Records from a collection of figures
>>>

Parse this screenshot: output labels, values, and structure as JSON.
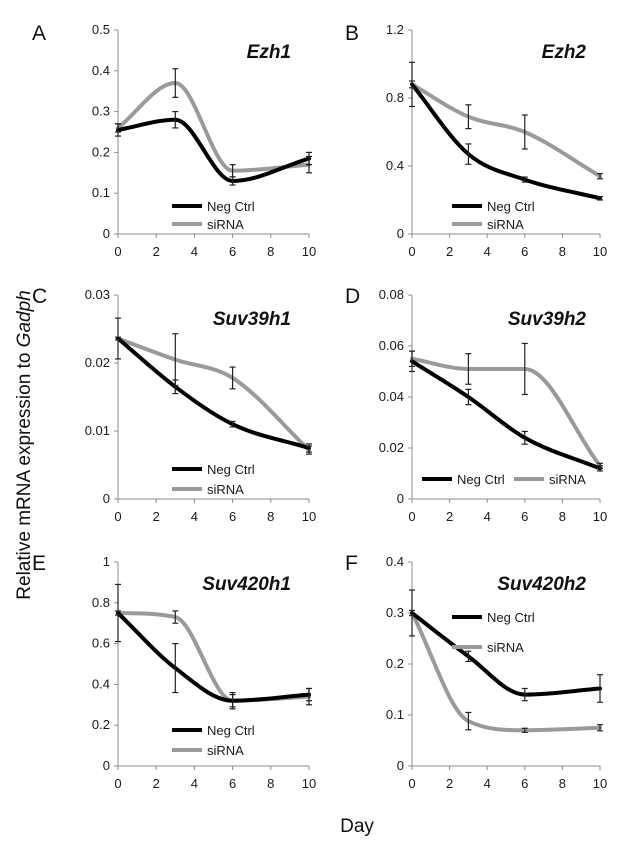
{
  "figure": {
    "ylabel_prefix": "Relative mRNA expression to ",
    "ylabel_gene": "Gadph",
    "xlabel": "Day"
  },
  "colors": {
    "neg": "#000000",
    "sirna": "#9a9a9a"
  },
  "chart_data": [
    {
      "panel": "A",
      "title": "Ezh1",
      "type": "line",
      "ylim": [
        0,
        0.5
      ],
      "yticks": [
        "0",
        "0.1",
        "0.2",
        "0.3",
        "0.4",
        "0.5"
      ],
      "xlim": [
        0,
        10
      ],
      "xticks": [
        "0",
        "2",
        "4",
        "6",
        "8",
        "10"
      ],
      "legend_position": "lower-middle",
      "series": [
        {
          "name": "Neg Ctrl",
          "color": "#000000",
          "x": [
            0,
            3,
            6,
            10
          ],
          "y": [
            0.255,
            0.28,
            0.13,
            0.185
          ],
          "err": [
            0.015,
            0.02,
            0.01,
            0.015
          ]
        },
        {
          "name": "siRNA",
          "color": "#9a9a9a",
          "x": [
            0,
            3,
            6,
            10
          ],
          "y": [
            0.26,
            0.37,
            0.155,
            0.17
          ],
          "err": [
            0.01,
            0.035,
            0.015,
            0.02
          ]
        }
      ]
    },
    {
      "panel": "B",
      "title": "Ezh2",
      "type": "line",
      "ylim": [
        0,
        1.2
      ],
      "yticks": [
        "0",
        "0.4",
        "0.8",
        "1.2"
      ],
      "xlim": [
        0,
        10
      ],
      "xticks": [
        "0",
        "2",
        "4",
        "6",
        "8",
        "10"
      ],
      "legend_position": "lower-middle",
      "series": [
        {
          "name": "Neg Ctrl",
          "color": "#000000",
          "x": [
            0,
            3,
            6,
            10
          ],
          "y": [
            0.88,
            0.47,
            0.32,
            0.21
          ],
          "err": [
            0.13,
            0.06,
            0.015,
            0.01
          ]
        },
        {
          "name": "siRNA",
          "color": "#9a9a9a",
          "x": [
            0,
            3,
            6,
            10
          ],
          "y": [
            0.88,
            0.69,
            0.6,
            0.34
          ],
          "err": [
            0.02,
            0.07,
            0.1,
            0.015
          ]
        }
      ]
    },
    {
      "panel": "C",
      "title": "Suv39h1",
      "type": "line",
      "ylim": [
        0,
        0.03
      ],
      "yticks": [
        "0",
        "0.01",
        "0.02",
        "0.03"
      ],
      "xlim": [
        0,
        10
      ],
      "xticks": [
        "0",
        "2",
        "4",
        "6",
        "8",
        "10"
      ],
      "legend_position": "lower-middle",
      "series": [
        {
          "name": "Neg Ctrl",
          "color": "#000000",
          "x": [
            0,
            3,
            6,
            10
          ],
          "y": [
            0.0236,
            0.0165,
            0.011,
            0.0075
          ],
          "err": [
            0.003,
            0.001,
            0.0004,
            0.0006
          ]
        },
        {
          "name": "siRNA",
          "color": "#9a9a9a",
          "x": [
            0,
            3,
            6,
            10
          ],
          "y": [
            0.0236,
            0.0205,
            0.0178,
            0.0072
          ],
          "err": [
            0.0002,
            0.0038,
            0.0016,
            0.0006
          ]
        }
      ]
    },
    {
      "panel": "D",
      "title": "Suv39h2",
      "type": "line",
      "ylim": [
        0,
        0.08
      ],
      "yticks": [
        "0",
        "0.02",
        "0.04",
        "0.06",
        "0.08"
      ],
      "xlim": [
        0,
        10
      ],
      "xticks": [
        "0",
        "2",
        "4",
        "6",
        "8",
        "10"
      ],
      "legend_position": "bottom",
      "series": [
        {
          "name": "Neg Ctrl",
          "color": "#000000",
          "x": [
            0,
            3,
            6,
            10
          ],
          "y": [
            0.054,
            0.04,
            0.024,
            0.012
          ],
          "err": [
            0.004,
            0.003,
            0.0025,
            0.001
          ]
        },
        {
          "name": "siRNA",
          "color": "#9a9a9a",
          "x": [
            0,
            3,
            6,
            10
          ],
          "y": [
            0.055,
            0.051,
            0.051,
            0.013
          ],
          "err": [
            0.003,
            0.006,
            0.01,
            0.001
          ]
        }
      ]
    },
    {
      "panel": "E",
      "title": "Suv420h1",
      "type": "line",
      "ylim": [
        0,
        1
      ],
      "yticks": [
        "0",
        "0.2",
        "0.4",
        "0.6",
        "0.8",
        "1"
      ],
      "xlim": [
        0,
        10
      ],
      "xticks": [
        "0",
        "2",
        "4",
        "6",
        "8",
        "10"
      ],
      "legend_position": "lower-middle",
      "series": [
        {
          "name": "Neg Ctrl",
          "color": "#000000",
          "x": [
            0,
            3,
            6,
            10
          ],
          "y": [
            0.75,
            0.48,
            0.32,
            0.35
          ],
          "err": [
            0.14,
            0.12,
            0.04,
            0.03
          ]
        },
        {
          "name": "siRNA",
          "color": "#9a9a9a",
          "x": [
            0,
            3,
            6,
            10
          ],
          "y": [
            0.75,
            0.73,
            0.32,
            0.34
          ],
          "err": [
            0.01,
            0.03,
            0.03,
            0.04
          ]
        }
      ]
    },
    {
      "panel": "F",
      "title": "Suv420h2",
      "type": "line",
      "ylim": [
        0,
        0.4
      ],
      "yticks": [
        "0",
        "0.1",
        "0.2",
        "0.3",
        "0.4"
      ],
      "xlim": [
        0,
        10
      ],
      "xticks": [
        "0",
        "2",
        "4",
        "6",
        "8",
        "10"
      ],
      "legend_position": "upper-middle",
      "series": [
        {
          "name": "Neg Ctrl",
          "color": "#000000",
          "x": [
            0,
            3,
            6,
            10
          ],
          "y": [
            0.3,
            0.215,
            0.14,
            0.152
          ],
          "err": [
            0.045,
            0.01,
            0.012,
            0.027
          ]
        },
        {
          "name": "siRNA",
          "color": "#9a9a9a",
          "x": [
            0,
            3,
            6,
            10
          ],
          "y": [
            0.3,
            0.088,
            0.07,
            0.075
          ],
          "err": [
            0.005,
            0.017,
            0.004,
            0.006
          ]
        }
      ]
    }
  ]
}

<<<

- **INSTRUCTIONS FOR THE TASK**: Leave out the images and copy all remaining data word for word.

- **THE COMPLETED TASK**:
Parse this screenshot: output labels, values, and structure as JSON.
{
  "figure": {
    "ylabel_prefix": "Relative mRNA expression to ",
    "ylabel_gene": "Gadph",
    "xlabel": "Day"
  },
  "colors": {
    "neg": "#000000",
    "sirna": "#9a9a9a"
  },
  "chart_data": [
    {
      "panel": "A",
      "title": "Ezh1",
      "type": "line",
      "ylim": [
        0,
        0.5
      ],
      "yticks": [
        "0",
        "0.1",
        "0.2",
        "0.3",
        "0.4",
        "0.5"
      ],
      "xlim": [
        0,
        10
      ],
      "xticks": [
        "0",
        "2",
        "4",
        "6",
        "8",
        "10"
      ],
      "legend_position": "lower-middle",
      "series": [
        {
          "name": "Neg Ctrl",
          "color": "#000000",
          "x": [
            0,
            3,
            6,
            10
          ],
          "y": [
            0.255,
            0.28,
            0.13,
            0.185
          ],
          "err": [
            0.015,
            0.02,
            0.01,
            0.015
          ]
        },
        {
          "name": "siRNA",
          "color": "#9a9a9a",
          "x": [
            0,
            3,
            6,
            10
          ],
          "y": [
            0.26,
            0.37,
            0.155,
            0.17
          ],
          "err": [
            0.01,
            0.035,
            0.015,
            0.02
          ]
        }
      ]
    },
    {
      "panel": "B",
      "title": "Ezh2",
      "type": "line",
      "ylim": [
        0,
        1.2
      ],
      "yticks": [
        "0",
        "0.4",
        "0.8",
        "1.2"
      ],
      "xlim": [
        0,
        10
      ],
      "xticks": [
        "0",
        "2",
        "4",
        "6",
        "8",
        "10"
      ],
      "legend_position": "lower-middle",
      "series": [
        {
          "name": "Neg Ctrl",
          "color": "#000000",
          "x": [
            0,
            3,
            6,
            10
          ],
          "y": [
            0.88,
            0.47,
            0.32,
            0.21
          ],
          "err": [
            0.13,
            0.06,
            0.015,
            0.01
          ]
        },
        {
          "name": "siRNA",
          "color": "#9a9a9a",
          "x": [
            0,
            3,
            6,
            10
          ],
          "y": [
            0.88,
            0.69,
            0.6,
            0.34
          ],
          "err": [
            0.02,
            0.07,
            0.1,
            0.015
          ]
        }
      ]
    },
    {
      "panel": "C",
      "title": "Suv39h1",
      "type": "line",
      "ylim": [
        0,
        0.03
      ],
      "yticks": [
        "0",
        "0.01",
        "0.02",
        "0.03"
      ],
      "xlim": [
        0,
        10
      ],
      "xticks": [
        "0",
        "2",
        "4",
        "6",
        "8",
        "10"
      ],
      "legend_position": "lower-middle",
      "series": [
        {
          "name": "Neg Ctrl",
          "color": "#000000",
          "x": [
            0,
            3,
            6,
            10
          ],
          "y": [
            0.0236,
            0.0165,
            0.011,
            0.0075
          ],
          "err": [
            0.003,
            0.001,
            0.0004,
            0.0006
          ]
        },
        {
          "name": "siRNA",
          "color": "#9a9a9a",
          "x": [
            0,
            3,
            6,
            10
          ],
          "y": [
            0.0236,
            0.0205,
            0.0178,
            0.0072
          ],
          "err": [
            0.0002,
            0.0038,
            0.0016,
            0.0006
          ]
        }
      ]
    },
    {
      "panel": "D",
      "title": "Suv39h2",
      "type": "line",
      "ylim": [
        0,
        0.08
      ],
      "yticks": [
        "0",
        "0.02",
        "0.04",
        "0.06",
        "0.08"
      ],
      "xlim": [
        0,
        10
      ],
      "xticks": [
        "0",
        "2",
        "4",
        "6",
        "8",
        "10"
      ],
      "legend_position": "bottom",
      "series": [
        {
          "name": "Neg Ctrl",
          "color": "#000000",
          "x": [
            0,
            3,
            6,
            10
          ],
          "y": [
            0.054,
            0.04,
            0.024,
            0.012
          ],
          "err": [
            0.004,
            0.003,
            0.0025,
            0.001
          ]
        },
        {
          "name": "siRNA",
          "color": "#9a9a9a",
          "x": [
            0,
            3,
            6,
            10
          ],
          "y": [
            0.055,
            0.051,
            0.051,
            0.013
          ],
          "err": [
            0.003,
            0.006,
            0.01,
            0.001
          ]
        }
      ]
    },
    {
      "panel": "E",
      "title": "Suv420h1",
      "type": "line",
      "ylim": [
        0,
        1
      ],
      "yticks": [
        "0",
        "0.2",
        "0.4",
        "0.6",
        "0.8",
        "1"
      ],
      "xlim": [
        0,
        10
      ],
      "xticks": [
        "0",
        "2",
        "4",
        "6",
        "8",
        "10"
      ],
      "legend_position": "lower-middle",
      "series": [
        {
          "name": "Neg Ctrl",
          "color": "#000000",
          "x": [
            0,
            3,
            6,
            10
          ],
          "y": [
            0.75,
            0.48,
            0.32,
            0.35
          ],
          "err": [
            0.14,
            0.12,
            0.04,
            0.03
          ]
        },
        {
          "name": "siRNA",
          "color": "#9a9a9a",
          "x": [
            0,
            3,
            6,
            10
          ],
          "y": [
            0.75,
            0.73,
            0.32,
            0.34
          ],
          "err": [
            0.01,
            0.03,
            0.03,
            0.04
          ]
        }
      ]
    },
    {
      "panel": "F",
      "title": "Suv420h2",
      "type": "line",
      "ylim": [
        0,
        0.4
      ],
      "yticks": [
        "0",
        "0.1",
        "0.2",
        "0.3",
        "0.4"
      ],
      "xlim": [
        0,
        10
      ],
      "xticks": [
        "0",
        "2",
        "4",
        "6",
        "8",
        "10"
      ],
      "legend_position": "upper-middle",
      "series": [
        {
          "name": "Neg Ctrl",
          "color": "#000000",
          "x": [
            0,
            3,
            6,
            10
          ],
          "y": [
            0.3,
            0.215,
            0.14,
            0.152
          ],
          "err": [
            0.045,
            0.01,
            0.012,
            0.027
          ]
        },
        {
          "name": "siRNA",
          "color": "#9a9a9a",
          "x": [
            0,
            3,
            6,
            10
          ],
          "y": [
            0.3,
            0.088,
            0.07,
            0.075
          ],
          "err": [
            0.005,
            0.017,
            0.004,
            0.006
          ]
        }
      ]
    }
  ]
}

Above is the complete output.